Figure record listings
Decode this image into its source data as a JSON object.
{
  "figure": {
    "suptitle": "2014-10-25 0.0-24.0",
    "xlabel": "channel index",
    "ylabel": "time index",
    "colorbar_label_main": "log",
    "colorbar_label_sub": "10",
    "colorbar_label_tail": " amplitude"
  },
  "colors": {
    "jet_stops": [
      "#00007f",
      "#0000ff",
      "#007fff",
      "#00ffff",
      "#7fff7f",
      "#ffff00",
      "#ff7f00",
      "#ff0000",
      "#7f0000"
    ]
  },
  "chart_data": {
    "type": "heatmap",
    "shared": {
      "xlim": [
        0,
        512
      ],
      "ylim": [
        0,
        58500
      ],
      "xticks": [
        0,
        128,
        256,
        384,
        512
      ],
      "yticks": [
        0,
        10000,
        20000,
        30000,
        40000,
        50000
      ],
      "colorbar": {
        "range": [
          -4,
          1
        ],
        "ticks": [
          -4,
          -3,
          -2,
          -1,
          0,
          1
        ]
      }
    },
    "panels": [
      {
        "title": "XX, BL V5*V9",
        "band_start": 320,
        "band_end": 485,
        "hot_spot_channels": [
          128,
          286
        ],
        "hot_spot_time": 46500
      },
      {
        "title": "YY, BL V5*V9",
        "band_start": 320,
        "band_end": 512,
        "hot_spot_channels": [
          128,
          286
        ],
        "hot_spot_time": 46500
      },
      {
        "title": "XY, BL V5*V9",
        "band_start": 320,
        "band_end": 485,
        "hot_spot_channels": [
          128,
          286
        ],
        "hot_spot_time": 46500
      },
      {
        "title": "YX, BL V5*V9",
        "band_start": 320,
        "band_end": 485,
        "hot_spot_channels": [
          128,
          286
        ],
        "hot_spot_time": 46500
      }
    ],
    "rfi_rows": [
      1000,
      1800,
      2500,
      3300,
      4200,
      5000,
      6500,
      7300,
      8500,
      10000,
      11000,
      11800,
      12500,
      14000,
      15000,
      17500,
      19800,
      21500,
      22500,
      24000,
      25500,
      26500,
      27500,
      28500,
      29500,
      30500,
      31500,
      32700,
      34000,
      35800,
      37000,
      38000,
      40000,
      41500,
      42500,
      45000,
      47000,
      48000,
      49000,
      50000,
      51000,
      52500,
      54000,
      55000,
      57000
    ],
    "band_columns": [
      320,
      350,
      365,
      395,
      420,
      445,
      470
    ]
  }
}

_Set exercise:_
Extract all the entries word for word.

_Answer to the problem:_
Decode this image into its source data as a JSON object.
{
  "figure": {
    "suptitle": "2014-10-25 0.0-24.0",
    "xlabel": "channel index",
    "ylabel": "time index",
    "colorbar_label_main": "log",
    "colorbar_label_sub": "10",
    "colorbar_label_tail": " amplitude"
  },
  "colors": {
    "jet_stops": [
      "#00007f",
      "#0000ff",
      "#007fff",
      "#00ffff",
      "#7fff7f",
      "#ffff00",
      "#ff7f00",
      "#ff0000",
      "#7f0000"
    ]
  },
  "chart_data": {
    "type": "heatmap",
    "shared": {
      "xlim": [
        0,
        512
      ],
      "ylim": [
        0,
        58500
      ],
      "xticks": [
        0,
        128,
        256,
        384,
        512
      ],
      "yticks": [
        0,
        10000,
        20000,
        30000,
        40000,
        50000
      ],
      "colorbar": {
        "range": [
          -4,
          1
        ],
        "ticks": [
          -4,
          -3,
          -2,
          -1,
          0,
          1
        ]
      }
    },
    "panels": [
      {
        "title": "XX, BL V5*V9",
        "band_start": 320,
        "band_end": 485,
        "hot_spot_channels": [
          128,
          286
        ],
        "hot_spot_time": 46500
      },
      {
        "title": "YY, BL V5*V9",
        "band_start": 320,
        "band_end": 512,
        "hot_spot_channels": [
          128,
          286
        ],
        "hot_spot_time": 46500
      },
      {
        "title": "XY, BL V5*V9",
        "band_start": 320,
        "band_end": 485,
        "hot_spot_channels": [
          128,
          286
        ],
        "hot_spot_time": 46500
      },
      {
        "title": "YX, BL V5*V9",
        "band_start": 320,
        "band_end": 485,
        "hot_spot_channels": [
          128,
          286
        ],
        "hot_spot_time": 46500
      }
    ],
    "rfi_rows": [
      1000,
      1800,
      2500,
      3300,
      4200,
      5000,
      6500,
      7300,
      8500,
      10000,
      11000,
      11800,
      12500,
      14000,
      15000,
      17500,
      19800,
      21500,
      22500,
      24000,
      25500,
      26500,
      27500,
      28500,
      29500,
      30500,
      31500,
      32700,
      34000,
      35800,
      37000,
      38000,
      40000,
      41500,
      42500,
      45000,
      47000,
      48000,
      49000,
      50000,
      51000,
      52500,
      54000,
      55000,
      57000
    ],
    "band_columns": [
      320,
      350,
      365,
      395,
      420,
      445,
      470
    ]
  }
}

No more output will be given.